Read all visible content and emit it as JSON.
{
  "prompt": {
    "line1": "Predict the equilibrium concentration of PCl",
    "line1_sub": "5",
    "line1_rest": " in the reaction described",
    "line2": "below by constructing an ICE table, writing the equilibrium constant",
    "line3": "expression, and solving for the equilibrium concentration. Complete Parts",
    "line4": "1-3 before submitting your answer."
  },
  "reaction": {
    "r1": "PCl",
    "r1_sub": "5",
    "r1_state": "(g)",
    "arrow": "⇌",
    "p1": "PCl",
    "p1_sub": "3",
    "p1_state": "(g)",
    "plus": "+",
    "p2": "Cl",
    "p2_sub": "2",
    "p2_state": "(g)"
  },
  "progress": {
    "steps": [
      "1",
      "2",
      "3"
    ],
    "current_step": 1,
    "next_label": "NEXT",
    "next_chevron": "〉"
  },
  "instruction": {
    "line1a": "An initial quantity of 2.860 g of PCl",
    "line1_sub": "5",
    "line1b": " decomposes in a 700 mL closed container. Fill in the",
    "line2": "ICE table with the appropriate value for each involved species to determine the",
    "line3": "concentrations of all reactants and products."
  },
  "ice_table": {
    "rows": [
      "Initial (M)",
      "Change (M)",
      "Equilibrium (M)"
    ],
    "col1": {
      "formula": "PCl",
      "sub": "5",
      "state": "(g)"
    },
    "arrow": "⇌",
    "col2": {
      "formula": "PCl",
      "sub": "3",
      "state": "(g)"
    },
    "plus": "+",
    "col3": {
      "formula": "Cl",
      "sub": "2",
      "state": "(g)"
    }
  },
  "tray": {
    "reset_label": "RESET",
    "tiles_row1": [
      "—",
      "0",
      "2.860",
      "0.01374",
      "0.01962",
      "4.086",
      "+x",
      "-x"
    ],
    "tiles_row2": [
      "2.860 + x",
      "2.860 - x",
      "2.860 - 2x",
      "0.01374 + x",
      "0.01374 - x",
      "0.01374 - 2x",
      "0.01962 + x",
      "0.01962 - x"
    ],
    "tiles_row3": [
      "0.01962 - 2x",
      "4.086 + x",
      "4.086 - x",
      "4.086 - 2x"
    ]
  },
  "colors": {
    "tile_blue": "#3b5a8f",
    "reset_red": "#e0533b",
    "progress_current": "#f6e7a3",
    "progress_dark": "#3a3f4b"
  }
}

- WORK TO COMPLETE -
Extract the complete listing verbatim.

- RESULT BELOW -
Read all visible content and emit it as JSON.
{
  "prompt": {
    "line1": "Predict the equilibrium concentration of PCl",
    "line1_sub": "5",
    "line1_rest": " in the reaction described",
    "line2": "below by constructing an ICE table, writing the equilibrium constant",
    "line3": "expression, and solving for the equilibrium concentration. Complete Parts",
    "line4": "1-3 before submitting your answer."
  },
  "reaction": {
    "r1": "PCl",
    "r1_sub": "5",
    "r1_state": "(g)",
    "arrow": "⇌",
    "p1": "PCl",
    "p1_sub": "3",
    "p1_state": "(g)",
    "plus": "+",
    "p2": "Cl",
    "p2_sub": "2",
    "p2_state": "(g)"
  },
  "progress": {
    "steps": [
      "1",
      "2",
      "3"
    ],
    "current_step": 1,
    "next_label": "NEXT",
    "next_chevron": "〉"
  },
  "instruction": {
    "line1a": "An initial quantity of 2.860 g of PCl",
    "line1_sub": "5",
    "line1b": " decomposes in a 700 mL closed container. Fill in the",
    "line2": "ICE table with the appropriate value for each involved species to determine the",
    "line3": "concentrations of all reactants and products."
  },
  "ice_table": {
    "rows": [
      "Initial (M)",
      "Change (M)",
      "Equilibrium (M)"
    ],
    "col1": {
      "formula": "PCl",
      "sub": "5",
      "state": "(g)"
    },
    "arrow": "⇌",
    "col2": {
      "formula": "PCl",
      "sub": "3",
      "state": "(g)"
    },
    "plus": "+",
    "col3": {
      "formula": "Cl",
      "sub": "2",
      "state": "(g)"
    }
  },
  "tray": {
    "reset_label": "RESET",
    "tiles_row1": [
      "—",
      "0",
      "2.860",
      "0.01374",
      "0.01962",
      "4.086",
      "+x",
      "-x"
    ],
    "tiles_row2": [
      "2.860 + x",
      "2.860 - x",
      "2.860 - 2x",
      "0.01374 + x",
      "0.01374 - x",
      "0.01374 - 2x",
      "0.01962 + x",
      "0.01962 - x"
    ],
    "tiles_row3": [
      "0.01962 - 2x",
      "4.086 + x",
      "4.086 - x",
      "4.086 - 2x"
    ]
  },
  "colors": {
    "tile_blue": "#3b5a8f",
    "reset_red": "#e0533b",
    "progress_current": "#f6e7a3",
    "progress_dark": "#3a3f4b"
  }
}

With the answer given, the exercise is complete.